▶ [Stored data entries]:
########

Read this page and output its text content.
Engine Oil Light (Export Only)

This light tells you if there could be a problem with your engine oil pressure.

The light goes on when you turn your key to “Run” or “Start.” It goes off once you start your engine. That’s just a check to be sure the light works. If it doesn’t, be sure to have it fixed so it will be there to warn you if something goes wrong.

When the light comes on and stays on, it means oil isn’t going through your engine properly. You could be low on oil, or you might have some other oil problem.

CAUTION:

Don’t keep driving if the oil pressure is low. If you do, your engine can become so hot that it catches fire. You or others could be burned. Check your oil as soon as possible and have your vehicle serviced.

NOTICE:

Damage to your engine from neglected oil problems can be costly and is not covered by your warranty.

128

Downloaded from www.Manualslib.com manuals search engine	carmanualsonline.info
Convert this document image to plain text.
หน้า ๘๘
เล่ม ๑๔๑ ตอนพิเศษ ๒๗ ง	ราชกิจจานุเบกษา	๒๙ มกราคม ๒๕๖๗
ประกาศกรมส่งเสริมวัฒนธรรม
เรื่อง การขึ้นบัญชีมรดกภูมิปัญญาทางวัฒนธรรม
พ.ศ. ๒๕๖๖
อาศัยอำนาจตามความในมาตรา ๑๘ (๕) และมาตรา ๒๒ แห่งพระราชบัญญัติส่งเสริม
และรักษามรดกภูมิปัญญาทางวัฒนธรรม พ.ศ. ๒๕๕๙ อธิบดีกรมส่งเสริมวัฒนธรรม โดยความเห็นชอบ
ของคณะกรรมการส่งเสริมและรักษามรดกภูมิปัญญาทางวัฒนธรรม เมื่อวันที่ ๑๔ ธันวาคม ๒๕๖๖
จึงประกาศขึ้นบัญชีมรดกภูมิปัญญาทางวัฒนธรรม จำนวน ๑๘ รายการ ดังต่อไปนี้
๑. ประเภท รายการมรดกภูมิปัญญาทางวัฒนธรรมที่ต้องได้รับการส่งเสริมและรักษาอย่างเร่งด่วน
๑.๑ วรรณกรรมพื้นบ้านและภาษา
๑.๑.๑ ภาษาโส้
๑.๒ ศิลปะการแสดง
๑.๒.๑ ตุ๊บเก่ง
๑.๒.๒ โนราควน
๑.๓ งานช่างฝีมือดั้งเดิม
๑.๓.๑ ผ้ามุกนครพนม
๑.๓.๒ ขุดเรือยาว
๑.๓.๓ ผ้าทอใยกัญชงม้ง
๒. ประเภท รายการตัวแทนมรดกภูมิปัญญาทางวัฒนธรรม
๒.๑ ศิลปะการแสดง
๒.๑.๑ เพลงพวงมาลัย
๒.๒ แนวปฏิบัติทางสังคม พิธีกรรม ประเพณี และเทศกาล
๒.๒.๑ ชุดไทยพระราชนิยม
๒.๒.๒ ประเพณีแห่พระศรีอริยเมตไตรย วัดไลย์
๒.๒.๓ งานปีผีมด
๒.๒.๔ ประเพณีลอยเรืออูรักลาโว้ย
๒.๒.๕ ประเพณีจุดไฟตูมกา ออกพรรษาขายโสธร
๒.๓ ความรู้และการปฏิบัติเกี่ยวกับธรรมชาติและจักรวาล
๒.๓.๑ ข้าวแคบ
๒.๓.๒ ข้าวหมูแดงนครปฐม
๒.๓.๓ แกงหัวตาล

########

▶ [Aim]:
Look through the material and copy each line that has "งเสร".

▶ [Result]:
ประกาศกรมส่งเสริมวัฒนธรรม
อาศัยอำนาจตามความในมาตรา ๑๘ (๕) และมาตรา ๒๒ แห่งพระราชบัญญัติส่งเสริม
และรักษามรดกภูมิปัญญาทางวัฒนธรรม พ.ศ. ๒๕๕๙ อธิบดีกรมส่งเสริมวัฒนธรรม โดยความเห็นชอบ
ของคณะกรรมการส่งเสริมและรักษามรดกภูมิปัญญาทางวัฒนธรรม เมื่อวันที่ ๑๔ ธันวาคม ๒๕๖๖
๑. ประเภท รายการมรดกภูมิปัญญาทางวัฒนธรรมที่ต้องได้รับการส่งเสริมและรักษาอย่างเร่งด่วน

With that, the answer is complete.